Please list all lines of the material below in which the string "text" occurs.

⁂

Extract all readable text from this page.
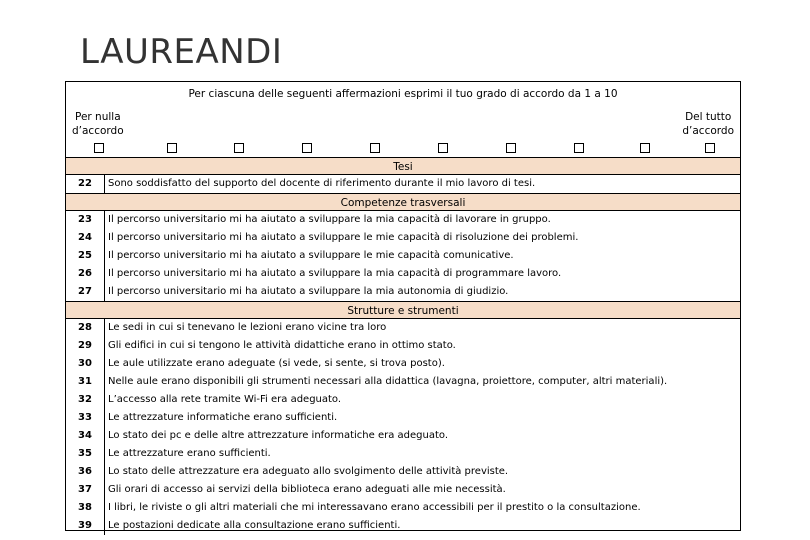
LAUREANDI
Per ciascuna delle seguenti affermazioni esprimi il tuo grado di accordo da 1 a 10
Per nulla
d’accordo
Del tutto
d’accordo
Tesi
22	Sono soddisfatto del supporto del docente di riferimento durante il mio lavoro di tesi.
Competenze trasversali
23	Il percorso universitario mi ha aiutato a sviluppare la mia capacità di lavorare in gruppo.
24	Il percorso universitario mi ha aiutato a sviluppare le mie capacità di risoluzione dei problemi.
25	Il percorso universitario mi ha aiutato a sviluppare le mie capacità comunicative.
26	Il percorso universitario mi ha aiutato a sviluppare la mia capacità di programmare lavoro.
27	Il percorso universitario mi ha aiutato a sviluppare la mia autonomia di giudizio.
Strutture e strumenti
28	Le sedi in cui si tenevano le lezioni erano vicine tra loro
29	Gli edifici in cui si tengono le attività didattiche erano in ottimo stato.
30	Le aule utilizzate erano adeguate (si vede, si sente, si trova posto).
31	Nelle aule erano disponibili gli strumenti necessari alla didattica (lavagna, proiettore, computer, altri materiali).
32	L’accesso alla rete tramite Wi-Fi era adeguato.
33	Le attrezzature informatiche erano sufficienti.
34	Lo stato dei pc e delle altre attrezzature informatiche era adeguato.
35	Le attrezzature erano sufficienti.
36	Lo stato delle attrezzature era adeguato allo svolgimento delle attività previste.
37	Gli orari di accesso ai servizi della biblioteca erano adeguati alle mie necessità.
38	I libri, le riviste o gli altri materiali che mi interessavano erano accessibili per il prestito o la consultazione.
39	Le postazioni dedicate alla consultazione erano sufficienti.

⁂

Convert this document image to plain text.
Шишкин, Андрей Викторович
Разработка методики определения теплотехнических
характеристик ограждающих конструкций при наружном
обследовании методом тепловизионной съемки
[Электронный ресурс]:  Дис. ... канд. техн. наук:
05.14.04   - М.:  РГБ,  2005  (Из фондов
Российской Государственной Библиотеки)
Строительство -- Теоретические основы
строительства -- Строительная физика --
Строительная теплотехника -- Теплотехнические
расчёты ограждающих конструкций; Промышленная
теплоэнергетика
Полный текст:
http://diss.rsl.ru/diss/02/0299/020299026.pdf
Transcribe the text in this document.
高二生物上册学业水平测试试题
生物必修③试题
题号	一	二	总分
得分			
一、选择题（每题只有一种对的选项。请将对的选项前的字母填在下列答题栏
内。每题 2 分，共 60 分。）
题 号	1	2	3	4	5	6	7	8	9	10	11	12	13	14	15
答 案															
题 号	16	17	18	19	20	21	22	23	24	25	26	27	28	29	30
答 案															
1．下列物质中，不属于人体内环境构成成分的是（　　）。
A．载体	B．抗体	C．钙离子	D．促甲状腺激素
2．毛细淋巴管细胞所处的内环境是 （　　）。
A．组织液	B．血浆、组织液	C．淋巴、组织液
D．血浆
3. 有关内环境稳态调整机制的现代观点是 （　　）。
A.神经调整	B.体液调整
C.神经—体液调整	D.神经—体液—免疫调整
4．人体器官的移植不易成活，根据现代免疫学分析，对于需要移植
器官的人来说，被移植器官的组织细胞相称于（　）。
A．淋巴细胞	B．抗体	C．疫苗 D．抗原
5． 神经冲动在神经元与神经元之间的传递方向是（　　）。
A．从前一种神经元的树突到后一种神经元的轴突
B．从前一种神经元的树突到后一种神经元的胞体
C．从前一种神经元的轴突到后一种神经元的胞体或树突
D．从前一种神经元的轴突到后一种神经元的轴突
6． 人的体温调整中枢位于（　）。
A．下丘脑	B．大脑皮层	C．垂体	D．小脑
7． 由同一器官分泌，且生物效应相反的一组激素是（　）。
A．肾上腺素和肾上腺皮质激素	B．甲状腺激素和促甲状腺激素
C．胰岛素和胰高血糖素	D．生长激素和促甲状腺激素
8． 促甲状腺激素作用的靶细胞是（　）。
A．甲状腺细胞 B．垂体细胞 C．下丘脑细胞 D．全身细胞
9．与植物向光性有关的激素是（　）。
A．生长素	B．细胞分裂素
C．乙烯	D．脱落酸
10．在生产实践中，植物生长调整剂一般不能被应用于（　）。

⁂

- _REPLY TO THE EXERCISE_:
Extract all readable text from this page.
Convert this document image to plain text.
Transcribe the text in this document.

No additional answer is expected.